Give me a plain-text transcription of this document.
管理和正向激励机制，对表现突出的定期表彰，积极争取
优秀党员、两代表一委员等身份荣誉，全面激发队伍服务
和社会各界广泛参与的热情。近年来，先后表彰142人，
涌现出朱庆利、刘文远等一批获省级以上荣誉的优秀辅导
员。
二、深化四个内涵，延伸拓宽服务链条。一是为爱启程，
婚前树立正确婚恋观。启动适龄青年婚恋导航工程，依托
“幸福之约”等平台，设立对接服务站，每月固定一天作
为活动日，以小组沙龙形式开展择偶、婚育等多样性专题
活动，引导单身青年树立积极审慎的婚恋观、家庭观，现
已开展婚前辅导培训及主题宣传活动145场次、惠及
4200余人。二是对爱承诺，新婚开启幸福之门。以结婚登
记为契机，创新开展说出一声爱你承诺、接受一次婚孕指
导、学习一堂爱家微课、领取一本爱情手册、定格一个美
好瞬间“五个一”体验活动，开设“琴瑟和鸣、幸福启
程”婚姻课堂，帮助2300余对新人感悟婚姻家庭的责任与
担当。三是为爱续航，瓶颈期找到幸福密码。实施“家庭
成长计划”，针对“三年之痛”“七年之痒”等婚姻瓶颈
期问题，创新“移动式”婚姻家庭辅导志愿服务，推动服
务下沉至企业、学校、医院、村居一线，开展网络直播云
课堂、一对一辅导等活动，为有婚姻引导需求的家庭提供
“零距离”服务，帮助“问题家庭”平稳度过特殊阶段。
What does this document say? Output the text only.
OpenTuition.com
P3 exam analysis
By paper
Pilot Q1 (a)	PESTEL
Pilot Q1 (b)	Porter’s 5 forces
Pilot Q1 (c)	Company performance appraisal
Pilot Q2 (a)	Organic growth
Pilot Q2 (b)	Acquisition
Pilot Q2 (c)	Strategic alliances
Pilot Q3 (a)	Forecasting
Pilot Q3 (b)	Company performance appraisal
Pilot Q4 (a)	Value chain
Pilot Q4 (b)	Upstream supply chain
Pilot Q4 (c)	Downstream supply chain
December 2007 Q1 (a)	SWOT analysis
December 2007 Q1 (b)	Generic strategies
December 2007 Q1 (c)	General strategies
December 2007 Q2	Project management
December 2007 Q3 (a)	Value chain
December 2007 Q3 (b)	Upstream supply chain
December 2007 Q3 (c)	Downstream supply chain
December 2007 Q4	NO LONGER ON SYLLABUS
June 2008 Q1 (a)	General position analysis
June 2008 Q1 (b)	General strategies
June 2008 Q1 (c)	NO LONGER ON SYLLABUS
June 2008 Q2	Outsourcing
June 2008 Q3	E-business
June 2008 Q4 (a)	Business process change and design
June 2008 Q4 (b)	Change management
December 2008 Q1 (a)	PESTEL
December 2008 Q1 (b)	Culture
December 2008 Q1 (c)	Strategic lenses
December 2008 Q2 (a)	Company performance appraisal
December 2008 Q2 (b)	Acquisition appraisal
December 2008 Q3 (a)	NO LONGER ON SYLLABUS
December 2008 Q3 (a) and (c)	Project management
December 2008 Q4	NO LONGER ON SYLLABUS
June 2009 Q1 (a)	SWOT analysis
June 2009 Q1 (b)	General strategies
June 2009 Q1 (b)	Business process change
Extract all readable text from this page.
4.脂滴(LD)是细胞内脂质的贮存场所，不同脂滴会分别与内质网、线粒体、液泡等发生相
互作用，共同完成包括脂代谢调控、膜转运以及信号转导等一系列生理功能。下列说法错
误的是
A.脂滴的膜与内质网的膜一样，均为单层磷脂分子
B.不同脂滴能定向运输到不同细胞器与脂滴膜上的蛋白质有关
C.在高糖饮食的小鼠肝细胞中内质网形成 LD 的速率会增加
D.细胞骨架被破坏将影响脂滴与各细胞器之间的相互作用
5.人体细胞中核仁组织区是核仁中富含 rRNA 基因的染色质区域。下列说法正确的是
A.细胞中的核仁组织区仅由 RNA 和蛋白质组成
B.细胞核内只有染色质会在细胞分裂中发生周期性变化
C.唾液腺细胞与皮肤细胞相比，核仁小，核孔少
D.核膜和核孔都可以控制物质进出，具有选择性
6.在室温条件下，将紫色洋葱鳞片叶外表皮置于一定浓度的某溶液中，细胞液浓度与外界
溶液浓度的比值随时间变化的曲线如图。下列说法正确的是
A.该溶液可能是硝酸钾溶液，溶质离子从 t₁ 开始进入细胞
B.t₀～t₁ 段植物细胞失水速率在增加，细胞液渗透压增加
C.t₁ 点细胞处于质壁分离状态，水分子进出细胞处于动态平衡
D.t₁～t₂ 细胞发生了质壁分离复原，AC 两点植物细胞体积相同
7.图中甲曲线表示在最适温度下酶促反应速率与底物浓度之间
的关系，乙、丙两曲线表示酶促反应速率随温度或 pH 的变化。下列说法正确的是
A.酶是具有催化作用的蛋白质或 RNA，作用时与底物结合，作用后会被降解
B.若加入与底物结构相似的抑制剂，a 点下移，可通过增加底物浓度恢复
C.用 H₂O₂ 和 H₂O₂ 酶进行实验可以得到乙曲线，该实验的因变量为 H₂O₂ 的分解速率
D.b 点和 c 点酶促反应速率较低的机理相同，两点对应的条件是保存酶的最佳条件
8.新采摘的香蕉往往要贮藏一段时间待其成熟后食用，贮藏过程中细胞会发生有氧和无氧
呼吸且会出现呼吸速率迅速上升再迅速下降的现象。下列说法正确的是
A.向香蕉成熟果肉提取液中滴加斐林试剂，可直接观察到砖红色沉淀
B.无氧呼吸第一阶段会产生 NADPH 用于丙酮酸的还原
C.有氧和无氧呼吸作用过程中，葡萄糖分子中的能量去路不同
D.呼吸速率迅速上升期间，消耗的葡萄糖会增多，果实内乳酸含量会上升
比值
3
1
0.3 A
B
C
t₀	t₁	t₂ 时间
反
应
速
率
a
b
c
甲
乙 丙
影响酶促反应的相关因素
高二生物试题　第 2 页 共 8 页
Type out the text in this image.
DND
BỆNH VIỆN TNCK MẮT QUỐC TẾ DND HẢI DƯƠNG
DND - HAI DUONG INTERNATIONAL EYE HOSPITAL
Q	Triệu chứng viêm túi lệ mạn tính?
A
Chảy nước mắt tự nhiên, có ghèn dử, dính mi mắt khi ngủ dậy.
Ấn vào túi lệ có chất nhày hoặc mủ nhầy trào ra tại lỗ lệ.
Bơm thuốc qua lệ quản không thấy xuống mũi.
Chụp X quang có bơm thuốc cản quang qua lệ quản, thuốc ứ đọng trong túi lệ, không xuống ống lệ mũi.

The task.
Reply with the number of lines in the preceding entries that contain "LONGER", and no other words.

Exercise output.
4